What the task requires >> Write the material out again exactly.

• • • • •

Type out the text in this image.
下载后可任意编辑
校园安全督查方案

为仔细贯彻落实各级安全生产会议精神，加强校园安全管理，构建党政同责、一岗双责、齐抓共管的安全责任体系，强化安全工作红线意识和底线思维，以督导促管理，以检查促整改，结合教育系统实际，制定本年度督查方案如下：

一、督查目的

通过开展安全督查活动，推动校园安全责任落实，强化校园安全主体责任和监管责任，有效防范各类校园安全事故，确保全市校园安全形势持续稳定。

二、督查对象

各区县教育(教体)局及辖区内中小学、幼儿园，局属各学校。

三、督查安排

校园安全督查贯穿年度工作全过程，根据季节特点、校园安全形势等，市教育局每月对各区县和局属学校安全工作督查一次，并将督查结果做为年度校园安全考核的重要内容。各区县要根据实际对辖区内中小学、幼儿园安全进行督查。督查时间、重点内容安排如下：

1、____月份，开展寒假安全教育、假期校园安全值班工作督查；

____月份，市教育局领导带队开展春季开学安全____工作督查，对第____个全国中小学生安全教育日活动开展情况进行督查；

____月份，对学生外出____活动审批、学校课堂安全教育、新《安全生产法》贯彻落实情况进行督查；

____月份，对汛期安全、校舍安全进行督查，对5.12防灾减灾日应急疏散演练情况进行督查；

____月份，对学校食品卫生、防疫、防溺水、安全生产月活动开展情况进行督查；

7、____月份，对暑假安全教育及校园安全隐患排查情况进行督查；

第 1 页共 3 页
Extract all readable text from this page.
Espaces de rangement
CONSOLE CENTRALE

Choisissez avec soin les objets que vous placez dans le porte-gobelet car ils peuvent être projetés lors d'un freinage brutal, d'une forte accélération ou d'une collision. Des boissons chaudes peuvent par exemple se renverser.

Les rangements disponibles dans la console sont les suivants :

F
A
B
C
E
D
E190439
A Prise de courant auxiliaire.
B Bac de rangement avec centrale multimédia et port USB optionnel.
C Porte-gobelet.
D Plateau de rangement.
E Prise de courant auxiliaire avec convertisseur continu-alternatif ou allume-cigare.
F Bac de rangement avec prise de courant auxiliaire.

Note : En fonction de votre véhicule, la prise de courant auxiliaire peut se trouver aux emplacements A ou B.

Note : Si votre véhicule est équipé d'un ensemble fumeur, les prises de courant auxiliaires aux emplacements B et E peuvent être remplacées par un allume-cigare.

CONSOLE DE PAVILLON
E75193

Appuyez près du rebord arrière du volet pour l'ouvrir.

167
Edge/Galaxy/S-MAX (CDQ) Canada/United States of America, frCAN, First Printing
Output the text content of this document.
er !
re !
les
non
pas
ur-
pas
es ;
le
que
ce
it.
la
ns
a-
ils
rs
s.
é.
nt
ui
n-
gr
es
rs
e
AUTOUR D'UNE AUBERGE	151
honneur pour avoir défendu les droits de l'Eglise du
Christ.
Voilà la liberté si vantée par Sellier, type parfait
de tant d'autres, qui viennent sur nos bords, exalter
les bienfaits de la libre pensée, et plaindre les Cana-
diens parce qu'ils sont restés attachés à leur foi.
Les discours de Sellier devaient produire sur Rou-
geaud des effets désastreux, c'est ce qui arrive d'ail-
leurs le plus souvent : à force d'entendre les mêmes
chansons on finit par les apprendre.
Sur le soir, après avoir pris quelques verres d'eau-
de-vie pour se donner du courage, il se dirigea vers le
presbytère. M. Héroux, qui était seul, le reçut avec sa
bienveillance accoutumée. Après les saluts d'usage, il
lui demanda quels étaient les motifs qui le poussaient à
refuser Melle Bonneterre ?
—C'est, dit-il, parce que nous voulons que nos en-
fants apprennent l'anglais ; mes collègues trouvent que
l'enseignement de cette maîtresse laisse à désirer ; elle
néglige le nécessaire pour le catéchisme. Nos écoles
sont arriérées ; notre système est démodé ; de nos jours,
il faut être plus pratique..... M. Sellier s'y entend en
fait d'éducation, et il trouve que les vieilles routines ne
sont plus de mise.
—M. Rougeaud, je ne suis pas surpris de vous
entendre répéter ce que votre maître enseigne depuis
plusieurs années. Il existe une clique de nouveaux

• • • • •

Response >>
Type out the text in this image.
下载后可任意编辑
校园安全督查方案

为仔细贯彻落实各级安全生产会议精神，加强校园安全管理，构建党政同责、一岗双责、齐抓共管的安全责任体系，强化安全工作红线意识和底线思维，以督导促管理，以检查促整改，结合教育系统实际，制定本年度督查方案如下：

一、督查目的

通过开展安全督查活动，推动校园安全责任落实，强化校园安全主体责任和监管责任，有效防范各类校园安全事故，确保全市校园安全形势持续稳定。

二、督查对象

各区县教育(教体)局及辖区内中小学、幼儿园，局属各学校。

三、督查安排

校园安全督查贯穿年度工作全过程，根据季节特点、校园安全形势等，市教育局每月对各区县和局属学校安全工作督查一次，并将督查结果做为年度校园安全考核的重要内容。各区县要根据实际对辖区内中小学、幼儿园安全进行督查。督查时间、重点内容安排如下：

1、____月份，开展寒假安全教育、假期校园安全值班工作督查；

____月份，市教育局领导带队开展春季开学安全____工作督查，对第____个全国中小学生安全教育日活动开展情况进行督查；

____月份，对学生外出____活动审批、学校课堂安全教育、新《安全生产法》贯彻落实情况进行督查；

____月份，对汛期安全、校舍安全进行督查，对5.12防灾减灾日应急疏散演练情况进行督查；

____月份，对学校食品卫生、防疫、防溺水、安全生产月活动开展情况进行督查；

7、____月份，对暑假安全教育及校园安全隐患排查情况进行督查；

第 1 页共 3 页
Extract all readable text from this page.
Espaces de rangement
CONSOLE CENTRALE

Choisissez avec soin les objets que vous placez dans le porte-gobelet car ils peuvent être projetés lors d'un freinage brutal, d'une forte accélération ou d'une collision. Des boissons chaudes peuvent par exemple se renverser.

Les rangements disponibles dans la console sont les suivants :

F
A
B
C
E
D
E190439
A Prise de courant auxiliaire.
B Bac de rangement avec centrale multimédia et port USB optionnel.
C Porte-gobelet.
D Plateau de rangement.
E Prise de courant auxiliaire avec convertisseur continu-alternatif ou allume-cigare.
F Bac de rangement avec prise de courant auxiliaire.

Note : En fonction de votre véhicule, la prise de courant auxiliaire peut se trouver aux emplacements A ou B.

Note : Si votre véhicule est équipé d'un ensemble fumeur, les prises de courant auxiliaires aux emplacements B et E peuvent être remplacées par un allume-cigare.

CONSOLE DE PAVILLON
E75193

Appuyez près du rebord arrière du volet pour l'ouvrir.

167
Edge/Galaxy/S-MAX (CDQ) Canada/United States of America, frCAN, First Printing
Output the text content of this document.
er !
re !
les
non
pas
ur-
pas
es ;
le
que
ce
it.
la
ns
a-
ils
rs
s.
é.
nt
ui
n-
gr
es
rs
e
AUTOUR D'UNE AUBERGE	151
honneur pour avoir défendu les droits de l'Eglise du
Christ.
Voilà la liberté si vantée par Sellier, type parfait
de tant d'autres, qui viennent sur nos bords, exalter
les bienfaits de la libre pensée, et plaindre les Cana-
diens parce qu'ils sont restés attachés à leur foi.
Les discours de Sellier devaient produire sur Rou-
geaud des effets désastreux, c'est ce qui arrive d'ail-
leurs le plus souvent : à force d'entendre les mêmes
chansons on finit par les apprendre.
Sur le soir, après avoir pris quelques verres d'eau-
de-vie pour se donner du courage, il se dirigea vers le
presbytère. M. Héroux, qui était seul, le reçut avec sa
bienveillance accoutumée. Après les saluts d'usage, il
lui demanda quels étaient les motifs qui le poussaient à
refuser Melle Bonneterre ?
—C'est, dit-il, parce que nous voulons que nos en-
fants apprennent l'anglais ; mes collègues trouvent que
l'enseignement de cette maîtresse laisse à désirer ; elle
néglige le nécessaire pour le catéchisme. Nos écoles
sont arriérées ; notre système est démodé ; de nos jours,
il faut être plus pratique..... M. Sellier s'y entend en
fait d'éducation, et il trouve que les vieilles routines ne
sont plus de mise.
—M. Rougeaud, je ne suis pas surpris de vous
entendre répéter ce que votre maître enseigne depuis
plusieurs années. Il existe une clique de nouveaux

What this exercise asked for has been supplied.